WHAT IS EXPECTED :: Copy out the full tMap documentation text below word for word, without changing anything.

Making Column Transformations using a Mapping JSON file.
functions
¶
tMap Transformations functions based on Series.
concat
¶
Concatenates the values of the specified columns in the given DataFrame.
:param df: The input DataFrame :param columns: The list of columns to concatenate :param sep: The separator to use between the concatenated values (default is a space) :return: A Series with the concatenated values
to_integer
¶
Converts a pandas Series to an integer type, handling errors by coercing invalid values to NaN.
:param series: The pandas Series to be converted. :param kwargs: Additional keyword arguments. :return: The converted pandas Series with integer type.
to_string
¶
to_string.
Converting to string a Pandas column (Series) Args: series (pandas.Series): Column Series to be converted remove_nan (bool, optional): remove Not a Number from Column. Defaults to False.
Returns:
| Type | Description |
|---|---|
Series
|
pandas.Series: a New Serie is returned with string values. |
tMap
¶
tMap
¶
Bases: FlowComponent
tMap
Overview
The tMap class is a component for transforming and mapping data in a Pandas DataFrame. It supports various column name
transformations, data type conversions, and function applications to columns. It extends the FlowComponent class and
provides methods for column information retrieval, data transformation, and function execution.

INFORMATION SUPPLIED ::
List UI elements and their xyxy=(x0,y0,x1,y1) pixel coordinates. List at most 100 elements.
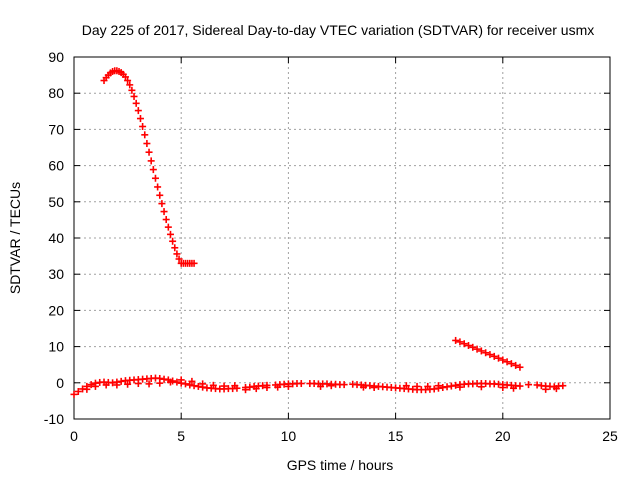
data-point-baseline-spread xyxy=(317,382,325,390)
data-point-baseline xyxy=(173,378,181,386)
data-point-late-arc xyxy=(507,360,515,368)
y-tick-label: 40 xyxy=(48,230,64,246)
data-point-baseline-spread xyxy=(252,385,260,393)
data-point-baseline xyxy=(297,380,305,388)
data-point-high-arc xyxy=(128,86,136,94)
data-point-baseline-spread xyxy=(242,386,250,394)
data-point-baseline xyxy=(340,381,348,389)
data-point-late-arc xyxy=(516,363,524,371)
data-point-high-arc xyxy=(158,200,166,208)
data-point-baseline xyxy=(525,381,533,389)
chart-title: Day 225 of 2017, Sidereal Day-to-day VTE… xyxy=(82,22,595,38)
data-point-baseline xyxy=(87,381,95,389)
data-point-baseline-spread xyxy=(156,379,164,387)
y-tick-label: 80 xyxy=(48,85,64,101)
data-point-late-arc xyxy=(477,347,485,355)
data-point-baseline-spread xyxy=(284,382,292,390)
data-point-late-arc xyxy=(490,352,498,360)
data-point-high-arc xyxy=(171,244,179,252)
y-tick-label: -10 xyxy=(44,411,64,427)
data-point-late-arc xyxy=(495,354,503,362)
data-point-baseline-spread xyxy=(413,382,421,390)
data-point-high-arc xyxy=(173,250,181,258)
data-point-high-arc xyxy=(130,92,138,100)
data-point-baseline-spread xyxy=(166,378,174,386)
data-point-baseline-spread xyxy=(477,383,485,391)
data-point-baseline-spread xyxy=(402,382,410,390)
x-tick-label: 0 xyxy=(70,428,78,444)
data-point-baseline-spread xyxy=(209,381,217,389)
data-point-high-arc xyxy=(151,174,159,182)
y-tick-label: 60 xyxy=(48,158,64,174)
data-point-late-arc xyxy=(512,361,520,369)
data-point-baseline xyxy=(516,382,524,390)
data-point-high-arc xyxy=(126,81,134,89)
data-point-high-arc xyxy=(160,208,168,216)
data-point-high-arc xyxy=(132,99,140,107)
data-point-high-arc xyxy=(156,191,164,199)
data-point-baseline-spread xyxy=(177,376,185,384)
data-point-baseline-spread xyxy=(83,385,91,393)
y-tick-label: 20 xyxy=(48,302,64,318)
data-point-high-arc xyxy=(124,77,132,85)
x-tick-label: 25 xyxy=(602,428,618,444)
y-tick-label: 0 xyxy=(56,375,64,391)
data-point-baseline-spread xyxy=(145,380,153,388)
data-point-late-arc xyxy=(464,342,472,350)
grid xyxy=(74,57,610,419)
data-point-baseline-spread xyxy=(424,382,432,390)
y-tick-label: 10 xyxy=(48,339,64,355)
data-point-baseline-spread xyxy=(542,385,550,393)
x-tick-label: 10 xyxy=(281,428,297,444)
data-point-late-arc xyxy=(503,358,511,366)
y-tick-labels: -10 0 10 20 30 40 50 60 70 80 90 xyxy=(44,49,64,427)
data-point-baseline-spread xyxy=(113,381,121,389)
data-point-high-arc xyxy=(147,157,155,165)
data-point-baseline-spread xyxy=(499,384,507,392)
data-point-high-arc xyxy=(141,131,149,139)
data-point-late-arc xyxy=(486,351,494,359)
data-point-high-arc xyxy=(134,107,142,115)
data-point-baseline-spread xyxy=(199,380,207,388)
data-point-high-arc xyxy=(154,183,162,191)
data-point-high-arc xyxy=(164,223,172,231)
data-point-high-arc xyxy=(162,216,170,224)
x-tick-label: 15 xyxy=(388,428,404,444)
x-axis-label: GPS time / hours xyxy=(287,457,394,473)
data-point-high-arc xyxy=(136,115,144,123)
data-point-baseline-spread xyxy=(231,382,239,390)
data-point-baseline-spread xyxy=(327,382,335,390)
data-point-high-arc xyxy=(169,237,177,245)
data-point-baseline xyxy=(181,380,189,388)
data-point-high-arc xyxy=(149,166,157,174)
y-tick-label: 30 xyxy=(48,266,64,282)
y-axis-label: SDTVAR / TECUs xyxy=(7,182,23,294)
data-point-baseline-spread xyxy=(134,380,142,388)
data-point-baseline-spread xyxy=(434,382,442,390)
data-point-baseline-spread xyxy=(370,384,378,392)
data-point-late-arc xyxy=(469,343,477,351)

THE REPLY ::
Making Column Transformations using a Mapping JSON file.
functions
¶
tMap Transformations functions based on Series.
concat
¶
Concatenates the values of the specified columns in the given DataFrame.
:param df: The input DataFrame :param columns: The list of columns to concatenate :param sep: The separator to use between the concatenated values (default is a space) :return: A Series with the concatenated values
to_integer
¶
Converts a pandas Series to an integer type, handling errors by coercing invalid values to NaN.
:param series: The pandas Series to be converted. :param kwargs: Additional keyword arguments. :return: The converted pandas Series with integer type.
to_string
¶
to_string.
Converting to string a Pandas column (Series) Args: series (pandas.Series): Column Series to be converted remove_nan (bool, optional): remove Not a Number from Column. Defaults to False.
Returns:
| Type | Description |
|---|---|
Series
|
pandas.Series: a New Serie is returned with string values. |
tMap
¶
tMap
¶
Bases: FlowComponent
tMap
Overview
The tMap class is a component for transforming and mapping data in a Pandas DataFrame. It supports various column name
transformations, data type conversions, and function applications to columns. It extends the FlowComponent class and
provides methods for column information retrieval, data transformation, and function execution.